-------- Working data

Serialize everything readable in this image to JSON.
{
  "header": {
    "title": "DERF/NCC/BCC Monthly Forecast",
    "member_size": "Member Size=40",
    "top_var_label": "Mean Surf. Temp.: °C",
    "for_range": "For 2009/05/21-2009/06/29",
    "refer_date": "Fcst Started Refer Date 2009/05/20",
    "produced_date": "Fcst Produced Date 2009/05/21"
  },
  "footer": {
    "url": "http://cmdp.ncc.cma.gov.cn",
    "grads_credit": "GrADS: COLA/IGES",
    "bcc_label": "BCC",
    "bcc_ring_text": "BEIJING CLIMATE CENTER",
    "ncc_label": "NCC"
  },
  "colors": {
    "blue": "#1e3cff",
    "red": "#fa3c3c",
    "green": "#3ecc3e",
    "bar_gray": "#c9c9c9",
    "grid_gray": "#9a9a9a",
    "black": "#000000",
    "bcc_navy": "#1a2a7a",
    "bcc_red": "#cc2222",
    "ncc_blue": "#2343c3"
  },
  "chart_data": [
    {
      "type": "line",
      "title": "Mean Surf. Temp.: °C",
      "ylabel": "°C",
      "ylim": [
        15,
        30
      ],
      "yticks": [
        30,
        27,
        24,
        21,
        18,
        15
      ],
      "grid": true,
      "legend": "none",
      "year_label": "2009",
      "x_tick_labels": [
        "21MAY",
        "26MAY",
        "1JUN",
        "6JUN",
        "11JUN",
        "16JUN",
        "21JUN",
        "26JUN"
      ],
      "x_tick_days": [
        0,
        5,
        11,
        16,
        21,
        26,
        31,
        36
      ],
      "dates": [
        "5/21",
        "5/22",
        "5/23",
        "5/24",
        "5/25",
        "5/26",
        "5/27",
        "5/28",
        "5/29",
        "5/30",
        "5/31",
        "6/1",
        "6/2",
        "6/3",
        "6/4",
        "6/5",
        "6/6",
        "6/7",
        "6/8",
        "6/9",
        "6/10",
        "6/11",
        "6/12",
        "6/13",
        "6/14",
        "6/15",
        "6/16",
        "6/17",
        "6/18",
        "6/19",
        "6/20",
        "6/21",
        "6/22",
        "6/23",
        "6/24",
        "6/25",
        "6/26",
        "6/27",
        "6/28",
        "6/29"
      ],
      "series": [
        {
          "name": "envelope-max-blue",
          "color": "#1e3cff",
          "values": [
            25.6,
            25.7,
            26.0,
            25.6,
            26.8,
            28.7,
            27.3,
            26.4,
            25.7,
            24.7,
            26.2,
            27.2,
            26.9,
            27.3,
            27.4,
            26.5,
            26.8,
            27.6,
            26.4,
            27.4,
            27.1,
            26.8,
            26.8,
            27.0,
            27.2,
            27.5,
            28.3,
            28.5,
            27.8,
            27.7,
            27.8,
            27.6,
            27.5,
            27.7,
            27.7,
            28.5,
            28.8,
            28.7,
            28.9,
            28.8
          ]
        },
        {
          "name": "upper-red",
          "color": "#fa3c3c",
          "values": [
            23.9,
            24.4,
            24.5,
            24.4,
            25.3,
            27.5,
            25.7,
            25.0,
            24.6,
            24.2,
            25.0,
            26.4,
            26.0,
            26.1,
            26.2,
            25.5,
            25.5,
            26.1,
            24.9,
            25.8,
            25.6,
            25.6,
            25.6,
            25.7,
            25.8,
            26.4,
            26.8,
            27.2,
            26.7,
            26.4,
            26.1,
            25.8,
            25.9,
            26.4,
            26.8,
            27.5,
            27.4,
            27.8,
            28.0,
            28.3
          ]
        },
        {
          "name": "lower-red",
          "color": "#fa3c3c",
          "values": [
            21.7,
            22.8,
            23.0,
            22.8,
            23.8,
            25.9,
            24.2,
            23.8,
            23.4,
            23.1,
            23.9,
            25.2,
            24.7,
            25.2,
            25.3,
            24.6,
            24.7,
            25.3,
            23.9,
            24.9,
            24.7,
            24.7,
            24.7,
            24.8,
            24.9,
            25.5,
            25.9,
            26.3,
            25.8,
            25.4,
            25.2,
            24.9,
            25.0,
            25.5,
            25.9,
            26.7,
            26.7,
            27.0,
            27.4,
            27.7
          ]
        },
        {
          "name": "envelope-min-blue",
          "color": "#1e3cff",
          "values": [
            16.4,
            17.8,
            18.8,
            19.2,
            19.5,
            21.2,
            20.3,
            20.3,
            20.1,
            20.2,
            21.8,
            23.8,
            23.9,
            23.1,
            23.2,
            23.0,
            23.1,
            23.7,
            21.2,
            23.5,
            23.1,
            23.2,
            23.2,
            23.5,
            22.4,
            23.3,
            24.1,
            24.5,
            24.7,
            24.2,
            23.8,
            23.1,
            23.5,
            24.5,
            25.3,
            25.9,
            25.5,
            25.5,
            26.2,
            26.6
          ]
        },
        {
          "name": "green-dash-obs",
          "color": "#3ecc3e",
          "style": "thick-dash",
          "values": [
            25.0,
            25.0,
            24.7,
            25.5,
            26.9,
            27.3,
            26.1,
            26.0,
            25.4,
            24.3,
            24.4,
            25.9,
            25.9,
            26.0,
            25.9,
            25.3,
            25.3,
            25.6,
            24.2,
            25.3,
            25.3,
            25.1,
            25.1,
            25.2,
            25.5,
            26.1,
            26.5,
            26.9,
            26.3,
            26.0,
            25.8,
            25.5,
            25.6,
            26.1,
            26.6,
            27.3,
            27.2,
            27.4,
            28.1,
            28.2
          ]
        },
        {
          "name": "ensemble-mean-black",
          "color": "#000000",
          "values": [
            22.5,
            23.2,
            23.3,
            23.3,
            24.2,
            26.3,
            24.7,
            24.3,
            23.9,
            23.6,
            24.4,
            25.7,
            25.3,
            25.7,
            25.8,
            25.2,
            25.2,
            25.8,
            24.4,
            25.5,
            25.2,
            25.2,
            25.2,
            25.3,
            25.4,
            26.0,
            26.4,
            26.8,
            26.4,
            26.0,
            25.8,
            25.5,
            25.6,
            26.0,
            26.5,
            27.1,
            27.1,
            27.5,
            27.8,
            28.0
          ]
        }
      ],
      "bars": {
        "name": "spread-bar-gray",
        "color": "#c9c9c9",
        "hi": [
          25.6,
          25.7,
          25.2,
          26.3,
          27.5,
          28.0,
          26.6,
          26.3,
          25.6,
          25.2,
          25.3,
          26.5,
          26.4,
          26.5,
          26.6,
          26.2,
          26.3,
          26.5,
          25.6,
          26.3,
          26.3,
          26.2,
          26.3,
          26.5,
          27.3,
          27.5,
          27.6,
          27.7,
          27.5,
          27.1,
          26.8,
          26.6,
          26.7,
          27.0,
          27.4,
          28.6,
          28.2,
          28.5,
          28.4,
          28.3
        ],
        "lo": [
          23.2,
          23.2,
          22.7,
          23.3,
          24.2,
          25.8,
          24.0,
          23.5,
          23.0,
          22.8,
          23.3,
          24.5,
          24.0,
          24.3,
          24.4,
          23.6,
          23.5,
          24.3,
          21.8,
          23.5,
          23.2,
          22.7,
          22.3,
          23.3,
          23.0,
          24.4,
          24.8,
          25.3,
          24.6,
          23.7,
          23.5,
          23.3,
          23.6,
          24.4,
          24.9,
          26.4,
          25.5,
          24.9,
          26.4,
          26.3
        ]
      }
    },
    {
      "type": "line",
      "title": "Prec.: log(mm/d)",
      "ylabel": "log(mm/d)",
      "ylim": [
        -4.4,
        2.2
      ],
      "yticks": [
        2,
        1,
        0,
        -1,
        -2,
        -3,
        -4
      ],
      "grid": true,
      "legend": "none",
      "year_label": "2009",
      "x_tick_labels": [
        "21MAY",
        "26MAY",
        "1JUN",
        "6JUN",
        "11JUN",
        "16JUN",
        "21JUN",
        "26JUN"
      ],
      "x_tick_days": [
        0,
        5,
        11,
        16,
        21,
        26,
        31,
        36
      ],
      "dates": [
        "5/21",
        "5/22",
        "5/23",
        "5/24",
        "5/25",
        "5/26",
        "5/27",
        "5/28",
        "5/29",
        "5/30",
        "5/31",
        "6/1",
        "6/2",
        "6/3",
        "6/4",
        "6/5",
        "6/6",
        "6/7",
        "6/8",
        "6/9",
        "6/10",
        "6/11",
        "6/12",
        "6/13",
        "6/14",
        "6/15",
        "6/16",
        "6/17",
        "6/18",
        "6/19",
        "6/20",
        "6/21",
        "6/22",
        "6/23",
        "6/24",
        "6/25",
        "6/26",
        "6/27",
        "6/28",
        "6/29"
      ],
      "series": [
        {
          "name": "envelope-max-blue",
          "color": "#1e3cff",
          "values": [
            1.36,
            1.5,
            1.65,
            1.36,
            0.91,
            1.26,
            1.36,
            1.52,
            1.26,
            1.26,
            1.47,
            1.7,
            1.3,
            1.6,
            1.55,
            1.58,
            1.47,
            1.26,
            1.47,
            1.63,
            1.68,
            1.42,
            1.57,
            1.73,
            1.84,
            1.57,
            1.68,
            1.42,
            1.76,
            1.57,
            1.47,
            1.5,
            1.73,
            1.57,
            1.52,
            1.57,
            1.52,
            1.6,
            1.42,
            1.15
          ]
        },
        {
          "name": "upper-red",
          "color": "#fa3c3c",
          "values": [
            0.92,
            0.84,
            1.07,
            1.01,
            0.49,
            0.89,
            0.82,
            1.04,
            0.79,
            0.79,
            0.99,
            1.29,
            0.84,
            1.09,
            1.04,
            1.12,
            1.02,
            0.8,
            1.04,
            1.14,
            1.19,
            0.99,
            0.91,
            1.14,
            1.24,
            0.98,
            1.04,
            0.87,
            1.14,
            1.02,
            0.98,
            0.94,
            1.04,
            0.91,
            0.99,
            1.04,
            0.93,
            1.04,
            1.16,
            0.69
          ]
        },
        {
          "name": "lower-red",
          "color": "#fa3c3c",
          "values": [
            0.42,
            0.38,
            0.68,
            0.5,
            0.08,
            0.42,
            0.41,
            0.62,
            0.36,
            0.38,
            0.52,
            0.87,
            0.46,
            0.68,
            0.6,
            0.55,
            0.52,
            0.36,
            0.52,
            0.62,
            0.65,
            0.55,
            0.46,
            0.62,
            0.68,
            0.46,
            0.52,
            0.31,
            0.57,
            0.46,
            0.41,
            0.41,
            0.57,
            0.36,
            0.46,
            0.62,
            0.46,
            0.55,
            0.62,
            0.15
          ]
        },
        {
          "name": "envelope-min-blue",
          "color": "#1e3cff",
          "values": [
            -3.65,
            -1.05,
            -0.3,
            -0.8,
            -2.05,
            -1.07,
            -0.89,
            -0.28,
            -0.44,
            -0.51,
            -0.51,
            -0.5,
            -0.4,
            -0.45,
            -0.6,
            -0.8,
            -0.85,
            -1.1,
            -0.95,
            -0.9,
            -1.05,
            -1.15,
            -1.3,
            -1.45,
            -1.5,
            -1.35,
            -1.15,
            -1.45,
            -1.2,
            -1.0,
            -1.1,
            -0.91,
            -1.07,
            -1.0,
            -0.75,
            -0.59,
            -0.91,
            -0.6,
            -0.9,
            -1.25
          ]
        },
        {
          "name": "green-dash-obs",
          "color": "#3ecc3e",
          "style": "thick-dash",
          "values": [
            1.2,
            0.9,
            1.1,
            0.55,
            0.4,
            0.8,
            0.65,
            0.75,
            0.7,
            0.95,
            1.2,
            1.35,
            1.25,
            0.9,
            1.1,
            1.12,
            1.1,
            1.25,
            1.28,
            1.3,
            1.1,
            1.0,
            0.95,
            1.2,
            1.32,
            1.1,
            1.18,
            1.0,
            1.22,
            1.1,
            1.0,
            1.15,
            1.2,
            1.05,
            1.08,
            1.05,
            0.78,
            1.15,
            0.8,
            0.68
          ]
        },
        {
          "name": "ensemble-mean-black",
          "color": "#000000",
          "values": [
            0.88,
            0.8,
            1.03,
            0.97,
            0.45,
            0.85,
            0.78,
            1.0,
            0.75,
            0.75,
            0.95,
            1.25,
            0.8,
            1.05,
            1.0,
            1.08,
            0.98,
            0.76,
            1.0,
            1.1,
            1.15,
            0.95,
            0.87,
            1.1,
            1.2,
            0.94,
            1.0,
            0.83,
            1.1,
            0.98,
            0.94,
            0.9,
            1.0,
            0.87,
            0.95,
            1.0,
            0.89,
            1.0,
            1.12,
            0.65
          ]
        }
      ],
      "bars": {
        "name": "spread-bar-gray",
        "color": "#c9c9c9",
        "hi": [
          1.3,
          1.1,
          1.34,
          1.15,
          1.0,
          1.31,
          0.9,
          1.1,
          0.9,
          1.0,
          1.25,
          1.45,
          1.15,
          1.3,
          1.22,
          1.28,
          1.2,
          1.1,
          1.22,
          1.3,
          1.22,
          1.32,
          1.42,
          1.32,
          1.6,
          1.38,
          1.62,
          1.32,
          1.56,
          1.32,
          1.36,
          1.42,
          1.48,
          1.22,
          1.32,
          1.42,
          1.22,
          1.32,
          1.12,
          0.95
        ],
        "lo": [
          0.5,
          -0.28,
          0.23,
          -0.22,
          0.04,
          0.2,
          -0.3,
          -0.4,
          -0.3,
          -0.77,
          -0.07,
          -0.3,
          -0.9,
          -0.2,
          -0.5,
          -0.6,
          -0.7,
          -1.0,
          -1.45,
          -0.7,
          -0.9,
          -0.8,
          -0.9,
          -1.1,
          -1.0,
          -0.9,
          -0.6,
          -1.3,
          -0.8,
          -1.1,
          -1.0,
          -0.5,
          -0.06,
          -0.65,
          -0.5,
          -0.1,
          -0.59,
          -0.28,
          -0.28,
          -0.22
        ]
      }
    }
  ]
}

----------------

:: Instructions for the task ::
Review the material and copy each line in which the word "Fcst" appears.

:: Solution for this task ::
    "refer_date": "Fcst Started Refer Date 2009/05/20",
    "produced_date": "Fcst Produced Date 2009/05/21"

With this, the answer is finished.